◆ INPUT ROWS:

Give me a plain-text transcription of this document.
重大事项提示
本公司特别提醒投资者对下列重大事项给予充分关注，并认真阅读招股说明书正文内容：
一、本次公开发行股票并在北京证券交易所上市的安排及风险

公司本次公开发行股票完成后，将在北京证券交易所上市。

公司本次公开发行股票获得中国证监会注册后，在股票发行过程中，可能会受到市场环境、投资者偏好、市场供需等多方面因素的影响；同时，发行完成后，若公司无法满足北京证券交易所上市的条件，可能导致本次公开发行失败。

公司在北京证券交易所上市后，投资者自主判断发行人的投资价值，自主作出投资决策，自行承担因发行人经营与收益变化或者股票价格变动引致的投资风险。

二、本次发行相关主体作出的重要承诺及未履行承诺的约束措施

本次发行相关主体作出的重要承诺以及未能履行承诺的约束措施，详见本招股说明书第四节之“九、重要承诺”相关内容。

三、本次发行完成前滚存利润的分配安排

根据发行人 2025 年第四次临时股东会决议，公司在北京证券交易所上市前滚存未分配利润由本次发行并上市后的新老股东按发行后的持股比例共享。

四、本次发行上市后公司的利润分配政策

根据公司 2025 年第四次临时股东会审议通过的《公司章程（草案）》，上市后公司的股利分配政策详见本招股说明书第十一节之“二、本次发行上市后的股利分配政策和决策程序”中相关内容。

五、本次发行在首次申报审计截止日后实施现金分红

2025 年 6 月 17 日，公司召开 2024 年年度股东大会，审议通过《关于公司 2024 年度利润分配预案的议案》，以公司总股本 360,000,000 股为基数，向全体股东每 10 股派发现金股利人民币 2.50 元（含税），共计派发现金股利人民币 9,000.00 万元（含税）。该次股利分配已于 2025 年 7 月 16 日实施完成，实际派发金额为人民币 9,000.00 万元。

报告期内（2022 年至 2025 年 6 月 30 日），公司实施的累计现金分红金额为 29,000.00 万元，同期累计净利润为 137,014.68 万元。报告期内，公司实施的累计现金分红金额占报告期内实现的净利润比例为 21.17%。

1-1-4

◆ PROMPT: Copy out the full set of records precisely, leaving nothing out.

◆ RESPONSE TO THIS EXERCISE:
Give me a plain-text transcription of this document.
重大事项提示
本公司特别提醒投资者对下列重大事项给予充分关注，并认真阅读招股说明书正文内容：
一、本次公开发行股票并在北京证券交易所上市的安排及风险

公司本次公开发行股票完成后，将在北京证券交易所上市。

公司本次公开发行股票获得中国证监会注册后，在股票发行过程中，可能会受到市场环境、投资者偏好、市场供需等多方面因素的影响；同时，发行完成后，若公司无法满足北京证券交易所上市的条件，可能导致本次公开发行失败。

公司在北京证券交易所上市后，投资者自主判断发行人的投资价值，自主作出投资决策，自行承担因发行人经营与收益变化或者股票价格变动引致的投资风险。

二、本次发行相关主体作出的重要承诺及未履行承诺的约束措施

本次发行相关主体作出的重要承诺以及未能履行承诺的约束措施，详见本招股说明书第四节之“九、重要承诺”相关内容。

三、本次发行完成前滚存利润的分配安排

根据发行人 2025 年第四次临时股东会决议，公司在北京证券交易所上市前滚存未分配利润由本次发行并上市后的新老股东按发行后的持股比例共享。

四、本次发行上市后公司的利润分配政策

根据公司 2025 年第四次临时股东会审议通过的《公司章程（草案）》，上市后公司的股利分配政策详见本招股说明书第十一节之“二、本次发行上市后的股利分配政策和决策程序”中相关内容。

五、本次发行在首次申报审计截止日后实施现金分红

2025 年 6 月 17 日，公司召开 2024 年年度股东大会，审议通过《关于公司 2024 年度利润分配预案的议案》，以公司总股本 360,000,000 股为基数，向全体股东每 10 股派发现金股利人民币 2.50 元（含税），共计派发现金股利人民币 9,000.00 万元（含税）。该次股利分配已于 2025 年 7 月 16 日实施完成，实际派发金额为人民币 9,000.00 万元。

报告期内（2022 年至 2025 年 6 月 30 日），公司实施的累计现金分红金额为 29,000.00 万元，同期累计净利润为 137,014.68 万元。报告期内，公司实施的累计现金分红金额占报告期内实现的净利润比例为 21.17%。

1-1-4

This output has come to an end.